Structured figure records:
┄┄┄┄┄┄

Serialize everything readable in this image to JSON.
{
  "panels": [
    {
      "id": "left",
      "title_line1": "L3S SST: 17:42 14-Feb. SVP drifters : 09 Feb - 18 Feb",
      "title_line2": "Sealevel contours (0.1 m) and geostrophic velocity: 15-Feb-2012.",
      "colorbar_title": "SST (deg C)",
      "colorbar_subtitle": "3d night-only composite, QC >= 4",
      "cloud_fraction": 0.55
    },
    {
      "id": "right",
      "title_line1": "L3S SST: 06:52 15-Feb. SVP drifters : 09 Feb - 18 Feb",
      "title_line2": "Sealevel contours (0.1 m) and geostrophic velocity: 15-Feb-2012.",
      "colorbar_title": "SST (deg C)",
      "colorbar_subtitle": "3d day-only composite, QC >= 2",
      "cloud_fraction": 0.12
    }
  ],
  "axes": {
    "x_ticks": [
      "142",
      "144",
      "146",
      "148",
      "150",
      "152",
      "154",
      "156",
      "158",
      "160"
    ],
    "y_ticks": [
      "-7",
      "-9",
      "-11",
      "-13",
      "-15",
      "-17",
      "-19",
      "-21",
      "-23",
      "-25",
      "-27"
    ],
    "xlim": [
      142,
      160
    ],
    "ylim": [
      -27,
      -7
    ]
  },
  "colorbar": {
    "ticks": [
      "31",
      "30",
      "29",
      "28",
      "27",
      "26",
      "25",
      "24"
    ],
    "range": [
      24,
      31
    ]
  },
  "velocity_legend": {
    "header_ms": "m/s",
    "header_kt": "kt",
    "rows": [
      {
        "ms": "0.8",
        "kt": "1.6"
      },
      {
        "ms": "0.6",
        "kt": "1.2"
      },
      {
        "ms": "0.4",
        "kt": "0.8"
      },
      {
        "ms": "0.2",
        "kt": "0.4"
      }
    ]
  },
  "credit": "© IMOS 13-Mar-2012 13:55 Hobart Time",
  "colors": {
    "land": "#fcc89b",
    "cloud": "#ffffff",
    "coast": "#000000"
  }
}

┄┄┄┄┄┄

Pick out the lines that contain "drifters" and copy them.

      "title_line1": "L3S SST: 17:42 14-Feb. SVP drifters : 09 Feb - 18 Feb",
      "title_line1": "L3S SST: 06:52 15-Feb. SVP drifters : 09 Feb - 18 Feb",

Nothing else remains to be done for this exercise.